Information provided:

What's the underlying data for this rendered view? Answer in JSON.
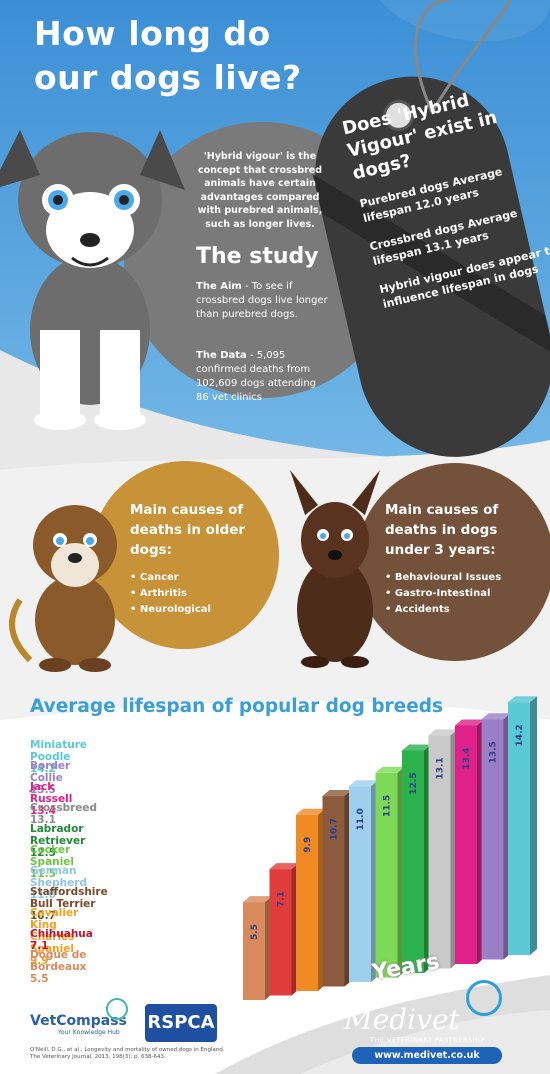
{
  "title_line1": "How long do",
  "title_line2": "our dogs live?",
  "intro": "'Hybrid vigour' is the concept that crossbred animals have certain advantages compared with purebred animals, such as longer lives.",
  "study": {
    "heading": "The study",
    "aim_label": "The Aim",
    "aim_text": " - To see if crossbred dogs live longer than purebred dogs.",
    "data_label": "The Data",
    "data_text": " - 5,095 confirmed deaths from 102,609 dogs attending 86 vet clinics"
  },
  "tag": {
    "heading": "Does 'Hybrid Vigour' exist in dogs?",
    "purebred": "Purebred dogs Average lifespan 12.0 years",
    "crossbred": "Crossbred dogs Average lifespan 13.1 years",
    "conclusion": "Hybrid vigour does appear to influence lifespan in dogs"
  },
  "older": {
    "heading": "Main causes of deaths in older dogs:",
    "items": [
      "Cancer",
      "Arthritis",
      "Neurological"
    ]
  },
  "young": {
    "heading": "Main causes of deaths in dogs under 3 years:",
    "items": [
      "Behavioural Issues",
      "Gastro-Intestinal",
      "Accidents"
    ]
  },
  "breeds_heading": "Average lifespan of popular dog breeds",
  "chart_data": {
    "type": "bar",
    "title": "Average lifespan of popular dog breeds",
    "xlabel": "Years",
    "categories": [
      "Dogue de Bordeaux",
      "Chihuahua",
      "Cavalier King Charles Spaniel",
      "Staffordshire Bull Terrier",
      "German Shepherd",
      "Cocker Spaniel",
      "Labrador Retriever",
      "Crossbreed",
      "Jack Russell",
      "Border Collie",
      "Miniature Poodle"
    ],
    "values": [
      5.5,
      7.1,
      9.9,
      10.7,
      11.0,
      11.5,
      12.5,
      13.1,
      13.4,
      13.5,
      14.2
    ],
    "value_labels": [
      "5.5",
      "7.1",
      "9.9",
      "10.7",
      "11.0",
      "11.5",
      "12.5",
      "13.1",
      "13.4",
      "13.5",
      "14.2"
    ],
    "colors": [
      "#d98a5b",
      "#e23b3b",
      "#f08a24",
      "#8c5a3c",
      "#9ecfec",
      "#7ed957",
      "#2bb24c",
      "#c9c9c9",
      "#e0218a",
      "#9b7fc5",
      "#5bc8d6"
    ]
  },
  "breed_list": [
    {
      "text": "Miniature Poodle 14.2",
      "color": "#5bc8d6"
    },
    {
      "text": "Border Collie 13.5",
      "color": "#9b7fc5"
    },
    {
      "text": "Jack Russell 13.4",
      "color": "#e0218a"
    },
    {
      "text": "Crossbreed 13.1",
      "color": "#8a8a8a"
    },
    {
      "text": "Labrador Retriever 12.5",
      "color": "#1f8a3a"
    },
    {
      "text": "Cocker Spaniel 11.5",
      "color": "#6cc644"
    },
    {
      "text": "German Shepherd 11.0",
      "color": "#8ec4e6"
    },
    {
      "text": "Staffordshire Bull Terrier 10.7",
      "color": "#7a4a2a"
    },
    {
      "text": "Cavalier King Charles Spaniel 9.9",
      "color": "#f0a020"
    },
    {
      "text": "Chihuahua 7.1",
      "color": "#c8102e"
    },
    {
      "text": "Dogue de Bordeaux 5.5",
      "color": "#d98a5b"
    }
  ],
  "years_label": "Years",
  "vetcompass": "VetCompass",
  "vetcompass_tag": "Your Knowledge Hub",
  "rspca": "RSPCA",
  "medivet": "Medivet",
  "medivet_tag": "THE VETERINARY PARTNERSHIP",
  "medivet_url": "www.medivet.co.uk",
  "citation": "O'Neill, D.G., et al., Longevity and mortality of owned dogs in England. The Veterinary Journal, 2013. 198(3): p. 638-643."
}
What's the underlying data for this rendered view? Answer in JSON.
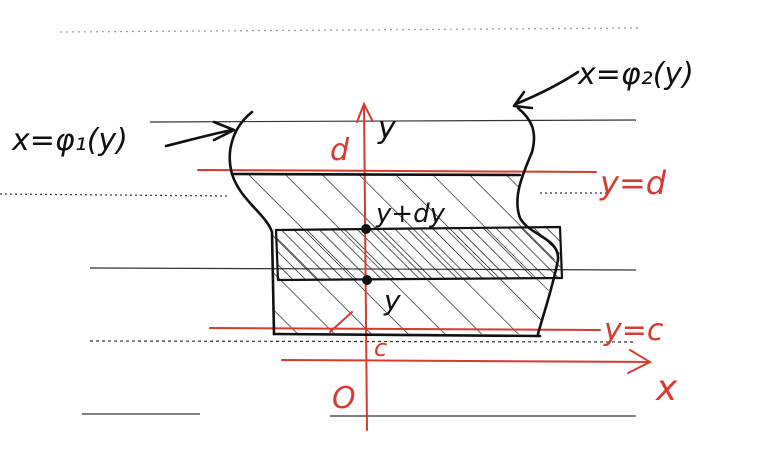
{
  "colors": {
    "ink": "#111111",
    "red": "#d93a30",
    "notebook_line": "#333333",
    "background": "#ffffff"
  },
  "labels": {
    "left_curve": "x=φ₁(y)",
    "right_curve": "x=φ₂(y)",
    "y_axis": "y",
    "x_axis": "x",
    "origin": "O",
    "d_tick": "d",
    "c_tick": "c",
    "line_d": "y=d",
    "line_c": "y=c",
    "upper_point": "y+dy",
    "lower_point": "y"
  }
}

Exercise: Copy all the lines above that hold the string "causes".

The answer:
    "heading": "Main causes of deaths in older dogs:",
    "heading": "Main causes of deaths in dogs under 3 years:",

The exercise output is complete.